### WHAT YOU SHOULD DO:
Keep the pictures out of the copy and repeat the records exactly.

### TASK DATA:
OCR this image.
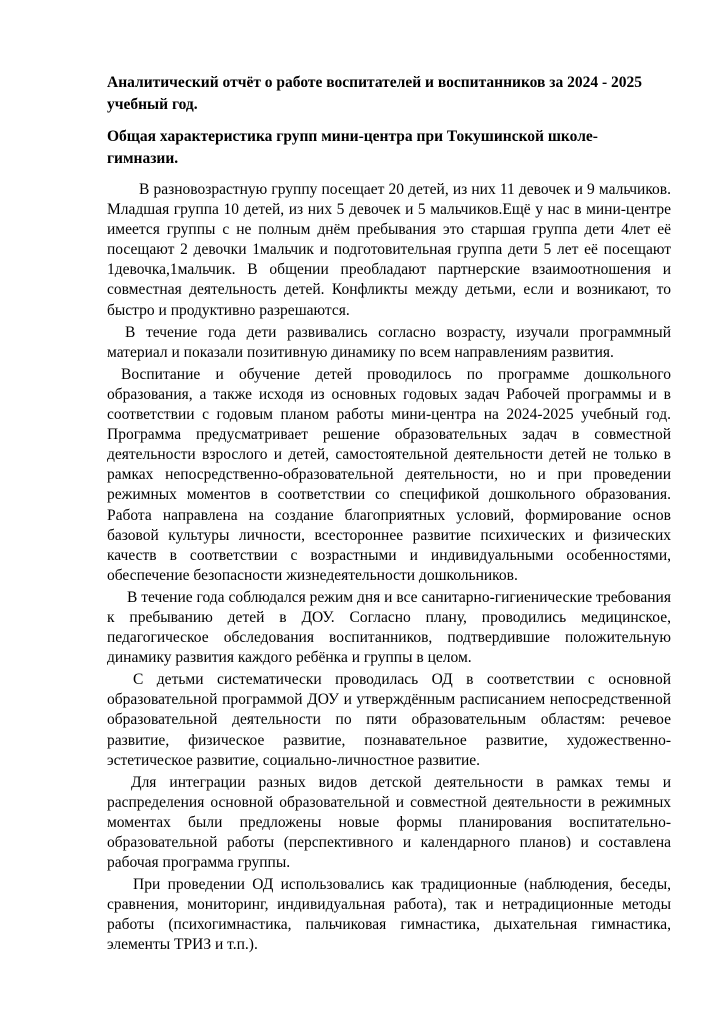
Аналитический отчёт о работе воспитателей и воспитанников за 2024 - 2025 учебный год.
Общая характеристика групп мини-центра при Токушинской школе-гимназии.

В разновозрастную группу посещает 20 детей, из них 11 девочек и 9 мальчиков. Младшая группа 10 детей, из них 5 девочек и 5 мальчиков.Ещё у нас в мини-центре имеется группы с не полным днём пребывания это старшая группа дети 4лет её посещают 2 девочки 1мальчик и подготовительная группа дети 5 лет её посещают 1девочка,1мальчик. В общении преобладают партнерские взаимоотношения и совместная деятельность детей. Конфликты между детьми, если и возникают, то быстро и продуктивно разрешаются.

В течение года дети развивались согласно возрасту, изучали программный материал и показали позитивную динамику по всем направлениям развития.

Воспитание и обучение детей проводилось по программе дошкольного образования, а также исходя из основных годовых задач Рабочей программы и в соответствии с годовым планом работы мини-центра на 2024-2025 учебный год. Программа предусматривает решение образовательных задач в совместной деятельности взрослого и детей, самостоятельной деятельности детей не только в рамках непосредственно-образовательной деятельности, но и при проведении режимных моментов в соответствии со спецификой дошкольного образования. Работа направлена на создание благоприятных условий, формирование основ базовой культуры личности, всестороннее развитие психических и физических качеств в соответствии с возрастными и индивидуальными особенностями, обеспечение безопасности жизнедеятельности дошкольников.

В течение года соблюдался режим дня и все санитарно-гигиенические требования к пребыванию детей в ДОУ. Согласно плану, проводились медицинское, педагогическое обследования воспитанников, подтвердившие положительную динамику развития каждого ребёнка и группы в целом.

С детьми систематически проводилась ОД в соответствии с основной образовательной программой ДОУ и утверждённым расписанием непосредственной образовательной деятельности по пяти образовательным областям: речевое развитие, физическое развитие, познавательное развитие, художественно-эстетическое развитие, социально-личностное развитие.

Для интеграции разных видов детской деятельности в рамках темы и распределения основной образовательной и совместной деятельности в режимных моментах были предложены новые формы планирования воспитательно-образовательной работы (перспективного и календарного планов) и составлена рабочая программа группы.

При проведении ОД использовались как традиционные (наблюдения, беседы, сравнения, мониторинг, индивидуальная работа), так и нетрадиционные методы работы (психогимнастика, пальчиковая гимнастика, дыхательная гимнастика, элементы ТРИЗ и т.п.).
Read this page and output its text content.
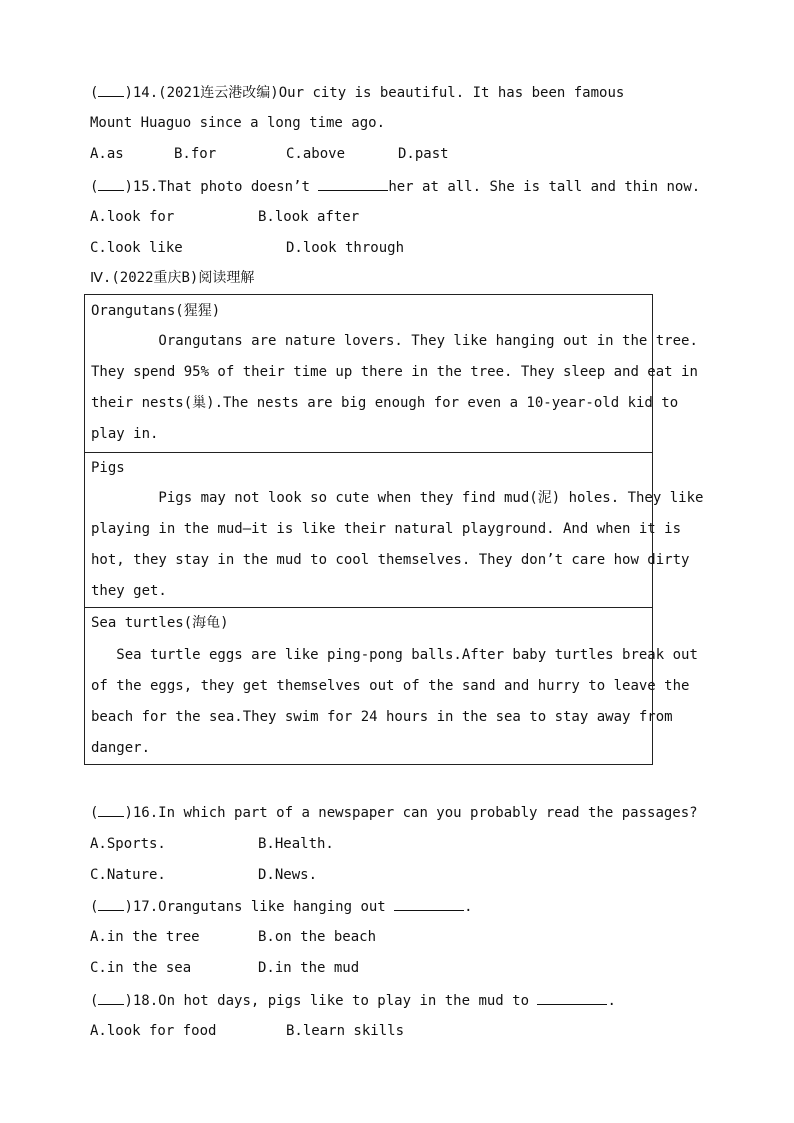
( )14.(2021连云港改编)Our city is beautiful. It has been famous
Mount Huaguo since a long time ago.
A.as	B.for	C.above	D.past
( )15.That photo doesn’t	her at all. She is tall and thin now.
A.look for	B.look after
C.look like	D.look through
Ⅳ.(2022重庆B)阅读理解
Orangutans(猩猩)
Orangutans are nature lovers. They like hanging out in the tree.
They spend 95% of their time up there in the tree. They sleep and eat in
their nests(巢).The nests are big enough for even a 10-year-old kid to
play in.
Pigs
Pigs may not look so cute when they find mud(泥) holes. They like
playing in the mud—it is like their natural playground. And when it is
hot, they stay in the mud to cool themselves. They don’t care how dirty
they get.
Sea turtles(海龟)
Sea turtle eggs are like ping-pong balls.After baby turtles break out
of the eggs, they get themselves out of the sand and hurry to leave the
beach for the sea.They swim for 24 hours in the sea to stay away from
danger.
( )16.In which part of a newspaper can you probably read the passages?
A.Sports.	B.Health.
C.Nature.	D.News.
( )17.Orangutans like hanging out	.
A.in the tree	B.on the beach
C.in the sea	D.in the mud
( )18.On hot days, pigs like to play in the mud to	.
A.look for food	B.learn skills
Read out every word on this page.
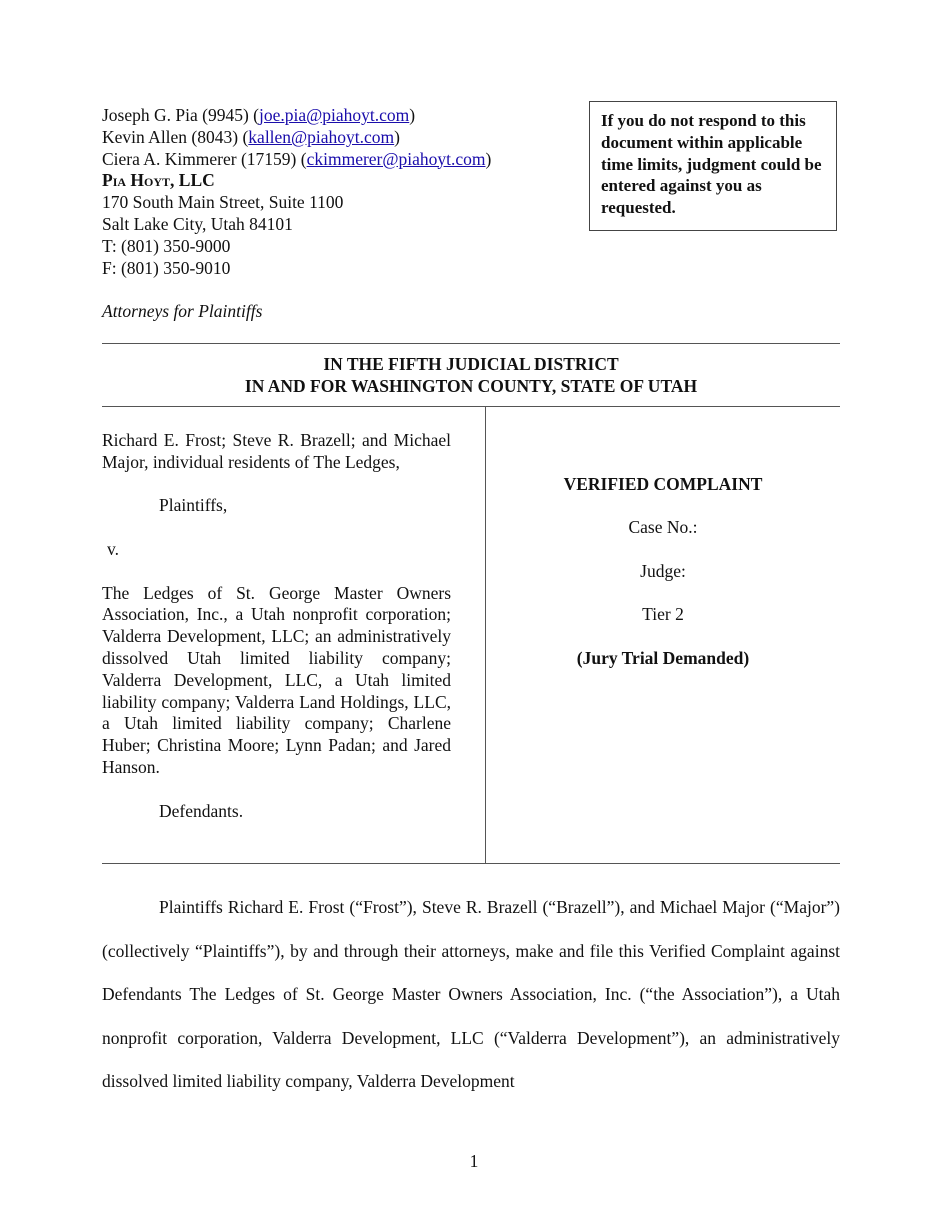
Joseph G. Pia (9945) (joe.pia@piahoyt.com)
Kevin Allen (8043) (kallen@piahoyt.com)
Ciera A. Kimmerer (17159) (ckimmerer@piahoyt.com)
Pia Hoyt, LLC
170 South Main Street, Suite 1100
Salt Lake City, Utah 84101
T: (801) 350-9000
F: (801) 350-9010
Attorneys for Plaintiffs
If you do not respond to this document within applicable time limits, judgment could be entered against you as requested.
IN THE FIFTH JUDICIAL DISTRICT
IN AND FOR WASHINGTON COUNTY, STATE OF UTAH

Richard E. Frost; Steve R. Brazell; and Michael Major, individual residents of The Ledges,

Plaintiffs,

v.

The Ledges of St. George Master Owners Association, Inc., a Utah nonprofit corporation; Valderra Development, LLC; an administratively dissolved Utah limited liability company; Valderra Development, LLC, a Utah limited liability company; Valderra Land Holdings, LLC, a Utah limited liability company; Charlene Huber; Christina Moore; Lynn Padan; and Jared Hanson.

Defendants.

VERIFIED COMPLAINT
Case No.:
Judge:
Tier 2
(Jury Trial Demanded)

Plaintiffs Richard E. Frost (“Frost”), Steve R. Brazell (“Brazell”), and Michael Major (“Major”) (collectively “Plaintiffs”), by and through their attorneys, make and file this Verified Complaint against Defendants The Ledges of St. George Master Owners Association, Inc. (“the Association”), a Utah nonprofit corporation, Valderra Development, LLC (“Valderra Development”), an administratively dissolved limited liability company, Valderra Development

1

### RESPONSE FOR THIS EXERCISE:
OCR this image.
Аналитический отчёт о работе воспитателей и воспитанников за 2024 - 2025 учебный год.
Общая характеристика групп мини-центра при Токушинской школе-гимназии.

В разновозрастную группу посещает 20 детей, из них 11 девочек и 9 мальчиков. Младшая группа 10 детей, из них 5 девочек и 5 мальчиков.Ещё у нас в мини-центре имеется группы с не полным днём пребывания это старшая группа дети 4лет её посещают 2 девочки 1мальчик и подготовительная группа дети 5 лет её посещают 1девочка,1мальчик. В общении преобладают партнерские взаимоотношения и совместная деятельность детей. Конфликты между детьми, если и возникают, то быстро и продуктивно разрешаются.

В течение года дети развивались согласно возрасту, изучали программный материал и показали позитивную динамику по всем направлениям развития.

Воспитание и обучение детей проводилось по программе дошкольного образования, а также исходя из основных годовых задач Рабочей программы и в соответствии с годовым планом работы мини-центра на 2024-2025 учебный год. Программа предусматривает решение образовательных задач в совместной деятельности взрослого и детей, самостоятельной деятельности детей не только в рамках непосредственно-образовательной деятельности, но и при проведении режимных моментов в соответствии со спецификой дошкольного образования. Работа направлена на создание благоприятных условий, формирование основ базовой культуры личности, всестороннее развитие психических и физических качеств в соответствии с возрастными и индивидуальными особенностями, обеспечение безопасности жизнедеятельности дошкольников.

В течение года соблюдался режим дня и все санитарно-гигиенические требования к пребыванию детей в ДОУ. Согласно плану, проводились медицинское, педагогическое обследования воспитанников, подтвердившие положительную динамику развития каждого ребёнка и группы в целом.

С детьми систематически проводилась ОД в соответствии с основной образовательной программой ДОУ и утверждённым расписанием непосредственной образовательной деятельности по пяти образовательным областям: речевое развитие, физическое развитие, познавательное развитие, художественно-эстетическое развитие, социально-личностное развитие.

Для интеграции разных видов детской деятельности в рамках темы и распределения основной образовательной и совместной деятельности в режимных моментах были предложены новые формы планирования воспитательно-образовательной работы (перспективного и календарного планов) и составлена рабочая программа группы.

При проведении ОД использовались как традиционные (наблюдения, беседы, сравнения, мониторинг, индивидуальная работа), так и нетрадиционные методы работы (психогимнастика, пальчиковая гимнастика, дыхательная гимнастика, элементы ТРИЗ и т.п.).
Read this page and output its text content.
( )14.(2021连云港改编)Our city is beautiful. It has been famous
Mount Huaguo since a long time ago.
A.as	B.for	C.above	D.past
( )15.That photo doesn’t	her at all. She is tall and thin now.
A.look for	B.look after
C.look like	D.look through
Ⅳ.(2022重庆B)阅读理解
Orangutans(猩猩)
Orangutans are nature lovers. They like hanging out in the tree.
They spend 95% of their time up there in the tree. They sleep and eat in
their nests(巢).The nests are big enough for even a 10-year-old kid to
play in.
Pigs
Pigs may not look so cute when they find mud(泥) holes. They like
playing in the mud—it is like their natural playground. And when it is
hot, they stay in the mud to cool themselves. They don’t care how dirty
they get.
Sea turtles(海龟)
Sea turtle eggs are like ping-pong balls.After baby turtles break out
of the eggs, they get themselves out of the sand and hurry to leave the
beach for the sea.They swim for 24 hours in the sea to stay away from
danger.
( )16.In which part of a newspaper can you probably read the passages?
A.Sports.	B.Health.
C.Nature.	D.News.
( )17.Orangutans like hanging out	.
A.in the tree	B.on the beach
C.in the sea	D.in the mud
( )18.On hot days, pigs like to play in the mud to	.
A.look for food	B.learn skills
Read out every word on this page.
Joseph G. Pia (9945) (joe.pia@piahoyt.com)
Kevin Allen (8043) (kallen@piahoyt.com)
Ciera A. Kimmerer (17159) (ckimmerer@piahoyt.com)
Pia Hoyt, LLC
170 South Main Street, Suite 1100
Salt Lake City, Utah 84101
T: (801) 350-9000
F: (801) 350-9010
Attorneys for Plaintiffs
If you do not respond to this document within applicable time limits, judgment could be entered against you as requested.
IN THE FIFTH JUDICIAL DISTRICT
IN AND FOR WASHINGTON COUNTY, STATE OF UTAH

Richard E. Frost; Steve R. Brazell; and Michael Major, individual residents of The Ledges,

Plaintiffs,

v.

The Ledges of St. George Master Owners Association, Inc., a Utah nonprofit corporation; Valderra Development, LLC; an administratively dissolved Utah limited liability company; Valderra Development, LLC, a Utah limited liability company; Valderra Land Holdings, LLC, a Utah limited liability company; Charlene Huber; Christina Moore; Lynn Padan; and Jared Hanson.

Defendants.

VERIFIED COMPLAINT
Case No.:
Judge:
Tier 2
(Jury Trial Demanded)

Plaintiffs Richard E. Frost (“Frost”), Steve R. Brazell (“Brazell”), and Michael Major (“Major”) (collectively “Plaintiffs”), by and through their attorneys, make and file this Verified Complaint against Defendants The Ledges of St. George Master Owners Association, Inc. (“the Association”), a Utah nonprofit corporation, Valderra Development, LLC (“Valderra Development”), an administratively dissolved limited liability company, Valderra Development

1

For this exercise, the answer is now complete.